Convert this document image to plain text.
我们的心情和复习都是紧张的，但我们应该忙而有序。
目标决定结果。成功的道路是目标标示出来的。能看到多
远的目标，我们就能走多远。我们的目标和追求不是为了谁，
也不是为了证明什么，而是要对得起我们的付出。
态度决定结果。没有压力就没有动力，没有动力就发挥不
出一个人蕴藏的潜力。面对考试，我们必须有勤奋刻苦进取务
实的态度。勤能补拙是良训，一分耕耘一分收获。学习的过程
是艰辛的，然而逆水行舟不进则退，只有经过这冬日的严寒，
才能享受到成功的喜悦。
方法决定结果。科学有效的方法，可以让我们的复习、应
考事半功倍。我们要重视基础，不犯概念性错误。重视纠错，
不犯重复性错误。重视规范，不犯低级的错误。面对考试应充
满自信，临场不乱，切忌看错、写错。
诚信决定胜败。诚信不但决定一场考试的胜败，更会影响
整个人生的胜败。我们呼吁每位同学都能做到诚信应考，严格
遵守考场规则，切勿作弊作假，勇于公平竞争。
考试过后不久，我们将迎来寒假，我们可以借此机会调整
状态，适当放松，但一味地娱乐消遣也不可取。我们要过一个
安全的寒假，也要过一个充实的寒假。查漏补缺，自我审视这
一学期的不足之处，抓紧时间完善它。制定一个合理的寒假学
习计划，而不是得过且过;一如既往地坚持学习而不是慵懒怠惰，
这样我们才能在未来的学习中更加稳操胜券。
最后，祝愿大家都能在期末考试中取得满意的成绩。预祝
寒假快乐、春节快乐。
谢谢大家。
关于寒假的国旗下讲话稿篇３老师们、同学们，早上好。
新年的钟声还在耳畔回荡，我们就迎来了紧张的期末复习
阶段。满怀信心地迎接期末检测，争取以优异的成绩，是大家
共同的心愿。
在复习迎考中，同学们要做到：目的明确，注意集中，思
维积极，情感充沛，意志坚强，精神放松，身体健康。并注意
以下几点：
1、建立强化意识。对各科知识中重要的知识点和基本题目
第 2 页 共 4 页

**********

Task prompt »
Print all of the entries again, exactly as written.

Task solution »
Convert this document image to plain text.
我们的心情和复习都是紧张的，但我们应该忙而有序。
目标决定结果。成功的道路是目标标示出来的。能看到多
远的目标，我们就能走多远。我们的目标和追求不是为了谁，
也不是为了证明什么，而是要对得起我们的付出。
态度决定结果。没有压力就没有动力，没有动力就发挥不
出一个人蕴藏的潜力。面对考试，我们必须有勤奋刻苦进取务
实的态度。勤能补拙是良训，一分耕耘一分收获。学习的过程
是艰辛的，然而逆水行舟不进则退，只有经过这冬日的严寒，
才能享受到成功的喜悦。
方法决定结果。科学有效的方法，可以让我们的复习、应
考事半功倍。我们要重视基础，不犯概念性错误。重视纠错，
不犯重复性错误。重视规范，不犯低级的错误。面对考试应充
满自信，临场不乱，切忌看错、写错。
诚信决定胜败。诚信不但决定一场考试的胜败，更会影响
整个人生的胜败。我们呼吁每位同学都能做到诚信应考，严格
遵守考场规则，切勿作弊作假，勇于公平竞争。
考试过后不久，我们将迎来寒假，我们可以借此机会调整
状态，适当放松，但一味地娱乐消遣也不可取。我们要过一个
安全的寒假，也要过一个充实的寒假。查漏补缺，自我审视这
一学期的不足之处，抓紧时间完善它。制定一个合理的寒假学
习计划，而不是得过且过;一如既往地坚持学习而不是慵懒怠惰，
这样我们才能在未来的学习中更加稳操胜券。
最后，祝愿大家都能在期末考试中取得满意的成绩。预祝
寒假快乐、春节快乐。
谢谢大家。
关于寒假的国旗下讲话稿篇３老师们、同学们，早上好。
新年的钟声还在耳畔回荡，我们就迎来了紧张的期末复习
阶段。满怀信心地迎接期末检测，争取以优异的成绩，是大家
共同的心愿。
在复习迎考中，同学们要做到：目的明确，注意集中，思
维积极，情感充沛，意志坚强，精神放松，身体健康。并注意
以下几点：
1、建立强化意识。对各科知识中重要的知识点和基本题目
第 2 页 共 4 页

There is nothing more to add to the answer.